• PROBLEM REQUIREMENTS:
Restate every entry word for word.

____

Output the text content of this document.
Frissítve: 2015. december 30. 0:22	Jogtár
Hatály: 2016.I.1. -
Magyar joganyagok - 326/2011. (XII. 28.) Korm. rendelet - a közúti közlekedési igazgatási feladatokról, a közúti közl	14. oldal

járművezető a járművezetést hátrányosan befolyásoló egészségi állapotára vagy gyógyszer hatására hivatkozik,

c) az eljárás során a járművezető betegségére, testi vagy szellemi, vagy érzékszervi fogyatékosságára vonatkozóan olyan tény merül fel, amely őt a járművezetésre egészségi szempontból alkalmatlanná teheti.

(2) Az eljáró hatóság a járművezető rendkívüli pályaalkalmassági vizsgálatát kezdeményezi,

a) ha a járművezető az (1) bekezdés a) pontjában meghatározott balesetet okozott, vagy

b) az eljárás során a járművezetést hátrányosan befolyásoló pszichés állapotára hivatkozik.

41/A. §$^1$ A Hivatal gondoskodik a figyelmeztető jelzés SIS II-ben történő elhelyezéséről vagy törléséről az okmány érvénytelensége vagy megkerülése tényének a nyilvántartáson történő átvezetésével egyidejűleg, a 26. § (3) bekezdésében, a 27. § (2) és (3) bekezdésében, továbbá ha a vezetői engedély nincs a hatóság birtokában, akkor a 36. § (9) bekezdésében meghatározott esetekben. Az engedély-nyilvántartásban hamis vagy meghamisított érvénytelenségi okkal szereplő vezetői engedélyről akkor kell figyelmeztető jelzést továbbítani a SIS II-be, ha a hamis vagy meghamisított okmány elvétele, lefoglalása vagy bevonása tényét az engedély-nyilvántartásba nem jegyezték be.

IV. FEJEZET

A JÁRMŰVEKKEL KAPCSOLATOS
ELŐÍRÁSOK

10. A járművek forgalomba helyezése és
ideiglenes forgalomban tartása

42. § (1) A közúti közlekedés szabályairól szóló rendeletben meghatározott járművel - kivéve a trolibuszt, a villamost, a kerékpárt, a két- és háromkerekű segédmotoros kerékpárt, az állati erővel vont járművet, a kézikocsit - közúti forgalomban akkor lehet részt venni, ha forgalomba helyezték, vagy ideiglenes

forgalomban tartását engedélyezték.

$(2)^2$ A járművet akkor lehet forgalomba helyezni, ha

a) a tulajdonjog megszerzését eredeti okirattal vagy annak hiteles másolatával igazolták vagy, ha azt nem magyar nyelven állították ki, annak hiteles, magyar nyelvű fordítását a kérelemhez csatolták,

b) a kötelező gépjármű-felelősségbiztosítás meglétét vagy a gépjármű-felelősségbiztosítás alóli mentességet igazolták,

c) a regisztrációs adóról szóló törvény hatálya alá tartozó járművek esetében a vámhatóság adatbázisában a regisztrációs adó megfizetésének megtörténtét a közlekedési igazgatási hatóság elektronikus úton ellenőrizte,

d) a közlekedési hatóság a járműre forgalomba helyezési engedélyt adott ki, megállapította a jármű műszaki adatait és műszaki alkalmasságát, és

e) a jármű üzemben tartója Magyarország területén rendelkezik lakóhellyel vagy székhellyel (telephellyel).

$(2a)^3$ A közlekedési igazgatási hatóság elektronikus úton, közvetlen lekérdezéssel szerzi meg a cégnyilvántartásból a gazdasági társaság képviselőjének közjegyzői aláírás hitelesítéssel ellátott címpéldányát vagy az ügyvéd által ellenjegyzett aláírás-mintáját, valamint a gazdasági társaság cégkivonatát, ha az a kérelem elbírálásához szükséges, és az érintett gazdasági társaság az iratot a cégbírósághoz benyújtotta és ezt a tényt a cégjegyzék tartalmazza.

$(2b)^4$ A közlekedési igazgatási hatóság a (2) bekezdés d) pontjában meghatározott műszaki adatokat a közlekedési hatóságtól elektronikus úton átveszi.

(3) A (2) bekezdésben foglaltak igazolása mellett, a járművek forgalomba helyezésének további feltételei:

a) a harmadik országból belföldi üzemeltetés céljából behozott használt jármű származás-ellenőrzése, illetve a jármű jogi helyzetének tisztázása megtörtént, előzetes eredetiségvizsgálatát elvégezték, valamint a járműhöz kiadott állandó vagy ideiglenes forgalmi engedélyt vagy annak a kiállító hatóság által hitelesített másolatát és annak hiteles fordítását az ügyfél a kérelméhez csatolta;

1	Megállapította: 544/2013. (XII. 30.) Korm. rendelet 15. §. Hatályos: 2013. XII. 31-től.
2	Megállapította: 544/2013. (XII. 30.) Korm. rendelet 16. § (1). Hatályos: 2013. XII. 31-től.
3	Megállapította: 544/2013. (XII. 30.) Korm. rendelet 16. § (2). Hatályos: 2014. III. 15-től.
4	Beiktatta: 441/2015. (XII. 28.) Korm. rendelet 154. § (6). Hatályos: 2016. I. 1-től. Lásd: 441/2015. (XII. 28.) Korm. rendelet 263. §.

____

• FINISHED TASK:
Output the text content of this document.
Frissítve: 2015. december 30. 0:22	Jogtár
Hatály: 2016.I.1. -
Magyar joganyagok - 326/2011. (XII. 28.) Korm. rendelet - a közúti közlekedési igazgatási feladatokról, a közúti közl	14. oldal

járművezető a járművezetést hátrányosan befolyásoló egészségi állapotára vagy gyógyszer hatására hivatkozik,

c) az eljárás során a járművezető betegségére, testi vagy szellemi, vagy érzékszervi fogyatékosságára vonatkozóan olyan tény merül fel, amely őt a járművezetésre egészségi szempontból alkalmatlanná teheti.

(2) Az eljáró hatóság a járművezető rendkívüli pályaalkalmassági vizsgálatát kezdeményezi,

a) ha a járművezető az (1) bekezdés a) pontjában meghatározott balesetet okozott, vagy

b) az eljárás során a járművezetést hátrányosan befolyásoló pszichés állapotára hivatkozik.

41/A. §$^1$ A Hivatal gondoskodik a figyelmeztető jelzés SIS II-ben történő elhelyezéséről vagy törléséről az okmány érvénytelensége vagy megkerülése tényének a nyilvántartáson történő átvezetésével egyidejűleg, a 26. § (3) bekezdésében, a 27. § (2) és (3) bekezdésében, továbbá ha a vezetői engedély nincs a hatóság birtokában, akkor a 36. § (9) bekezdésében meghatározott esetekben. Az engedély-nyilvántartásban hamis vagy meghamisított érvénytelenségi okkal szereplő vezetői engedélyről akkor kell figyelmeztető jelzést továbbítani a SIS II-be, ha a hamis vagy meghamisított okmány elvétele, lefoglalása vagy bevonása tényét az engedély-nyilvántartásba nem jegyezték be.

IV. FEJEZET

A JÁRMŰVEKKEL KAPCSOLATOS
ELŐÍRÁSOK

10. A járművek forgalomba helyezése és
ideiglenes forgalomban tartása

42. § (1) A közúti közlekedés szabályairól szóló rendeletben meghatározott járművel - kivéve a trolibuszt, a villamost, a kerékpárt, a két- és háromkerekű segédmotoros kerékpárt, az állati erővel vont járművet, a kézikocsit - közúti forgalomban akkor lehet részt venni, ha forgalomba helyezték, vagy ideiglenes

forgalomban tartását engedélyezték.

$(2)^2$ A járművet akkor lehet forgalomba helyezni, ha

a) a tulajdonjog megszerzését eredeti okirattal vagy annak hiteles másolatával igazolták vagy, ha azt nem magyar nyelven állították ki, annak hiteles, magyar nyelvű fordítását a kérelemhez csatolták,

b) a kötelező gépjármű-felelősségbiztosítás meglétét vagy a gépjármű-felelősségbiztosítás alóli mentességet igazolták,

c) a regisztrációs adóról szóló törvény hatálya alá tartozó járművek esetében a vámhatóság adatbázisában a regisztrációs adó megfizetésének megtörténtét a közlekedési igazgatási hatóság elektronikus úton ellenőrizte,

d) a közlekedési hatóság a járműre forgalomba helyezési engedélyt adott ki, megállapította a jármű műszaki adatait és műszaki alkalmasságát, és

e) a jármű üzemben tartója Magyarország területén rendelkezik lakóhellyel vagy székhellyel (telephellyel).

$(2a)^3$ A közlekedési igazgatási hatóság elektronikus úton, közvetlen lekérdezéssel szerzi meg a cégnyilvántartásból a gazdasági társaság képviselőjének közjegyzői aláírás hitelesítéssel ellátott címpéldányát vagy az ügyvéd által ellenjegyzett aláírás-mintáját, valamint a gazdasági társaság cégkivonatát, ha az a kérelem elbírálásához szükséges, és az érintett gazdasági társaság az iratot a cégbírósághoz benyújtotta és ezt a tényt a cégjegyzék tartalmazza.

$(2b)^4$ A közlekedési igazgatási hatóság a (2) bekezdés d) pontjában meghatározott műszaki adatokat a közlekedési hatóságtól elektronikus úton átveszi.

(3) A (2) bekezdésben foglaltak igazolása mellett, a járművek forgalomba helyezésének további feltételei:

a) a harmadik országból belföldi üzemeltetés céljából behozott használt jármű származás-ellenőrzése, illetve a jármű jogi helyzetének tisztázása megtörtént, előzetes eredetiségvizsgálatát elvégezték, valamint a járműhöz kiadott állandó vagy ideiglenes forgalmi engedélyt vagy annak a kiállító hatóság által hitelesített másolatát és annak hiteles fordítását az ügyfél a kérelméhez csatolta;

1	Megállapította: 544/2013. (XII. 30.) Korm. rendelet 15. §. Hatályos: 2013. XII. 31-től.
2	Megállapította: 544/2013. (XII. 30.) Korm. rendelet 16. § (1). Hatályos: 2013. XII. 31-től.
3	Megállapította: 544/2013. (XII. 30.) Korm. rendelet 16. § (2). Hatályos: 2014. III. 15-től.
4	Beiktatta: 441/2015. (XII. 28.) Korm. rendelet 154. § (6). Hatályos: 2016. I. 1-től. Lásd: 441/2015. (XII. 28.) Korm. rendelet 263. §.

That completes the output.